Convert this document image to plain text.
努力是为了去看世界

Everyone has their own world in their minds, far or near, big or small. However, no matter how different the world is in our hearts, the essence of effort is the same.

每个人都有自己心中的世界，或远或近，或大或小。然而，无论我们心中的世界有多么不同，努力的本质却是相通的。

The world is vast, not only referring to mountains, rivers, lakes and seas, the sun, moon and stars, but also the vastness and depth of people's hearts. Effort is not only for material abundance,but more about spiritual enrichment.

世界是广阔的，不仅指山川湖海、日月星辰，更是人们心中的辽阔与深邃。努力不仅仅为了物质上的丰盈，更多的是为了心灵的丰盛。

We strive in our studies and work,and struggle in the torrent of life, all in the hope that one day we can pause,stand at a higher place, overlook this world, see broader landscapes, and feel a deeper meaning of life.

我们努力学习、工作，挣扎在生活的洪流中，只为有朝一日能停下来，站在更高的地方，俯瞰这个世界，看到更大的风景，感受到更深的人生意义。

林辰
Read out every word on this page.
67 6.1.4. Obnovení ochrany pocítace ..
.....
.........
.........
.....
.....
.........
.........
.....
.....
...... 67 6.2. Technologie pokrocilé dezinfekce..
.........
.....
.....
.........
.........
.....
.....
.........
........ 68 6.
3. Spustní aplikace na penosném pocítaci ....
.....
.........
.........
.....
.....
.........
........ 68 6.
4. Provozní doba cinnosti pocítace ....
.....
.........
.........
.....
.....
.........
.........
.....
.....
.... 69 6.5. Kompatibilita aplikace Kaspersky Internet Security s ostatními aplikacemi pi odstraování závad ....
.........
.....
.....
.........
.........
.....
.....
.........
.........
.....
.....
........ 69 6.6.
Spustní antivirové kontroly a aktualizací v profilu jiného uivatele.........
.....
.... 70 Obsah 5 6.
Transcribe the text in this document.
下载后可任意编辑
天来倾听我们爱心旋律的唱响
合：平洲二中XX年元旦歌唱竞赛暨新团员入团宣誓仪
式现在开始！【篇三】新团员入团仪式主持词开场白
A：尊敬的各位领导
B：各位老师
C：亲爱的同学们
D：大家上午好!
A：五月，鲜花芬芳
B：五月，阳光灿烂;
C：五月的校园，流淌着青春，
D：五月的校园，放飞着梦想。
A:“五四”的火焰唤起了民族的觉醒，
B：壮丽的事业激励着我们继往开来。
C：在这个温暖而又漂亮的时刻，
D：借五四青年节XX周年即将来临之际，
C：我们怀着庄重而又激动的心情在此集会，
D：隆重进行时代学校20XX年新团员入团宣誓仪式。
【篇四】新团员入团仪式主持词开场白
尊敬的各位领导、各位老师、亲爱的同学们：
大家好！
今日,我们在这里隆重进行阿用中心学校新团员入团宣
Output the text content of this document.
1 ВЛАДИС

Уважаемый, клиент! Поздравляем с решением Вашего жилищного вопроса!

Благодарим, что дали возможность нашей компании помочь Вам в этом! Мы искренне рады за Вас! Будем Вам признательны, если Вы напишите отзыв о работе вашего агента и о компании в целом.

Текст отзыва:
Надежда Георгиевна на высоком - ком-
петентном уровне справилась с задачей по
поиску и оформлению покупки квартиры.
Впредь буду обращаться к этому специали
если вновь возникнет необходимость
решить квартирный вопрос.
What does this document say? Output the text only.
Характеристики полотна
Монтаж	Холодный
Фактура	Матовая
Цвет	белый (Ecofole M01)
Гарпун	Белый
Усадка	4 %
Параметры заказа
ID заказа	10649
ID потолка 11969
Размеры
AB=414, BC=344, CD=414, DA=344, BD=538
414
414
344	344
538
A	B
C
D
▬▬▬
[What needs to be done]
Determine how many lines in the listing above hold the word "Output", answering with the number only.

[Exercise result]
2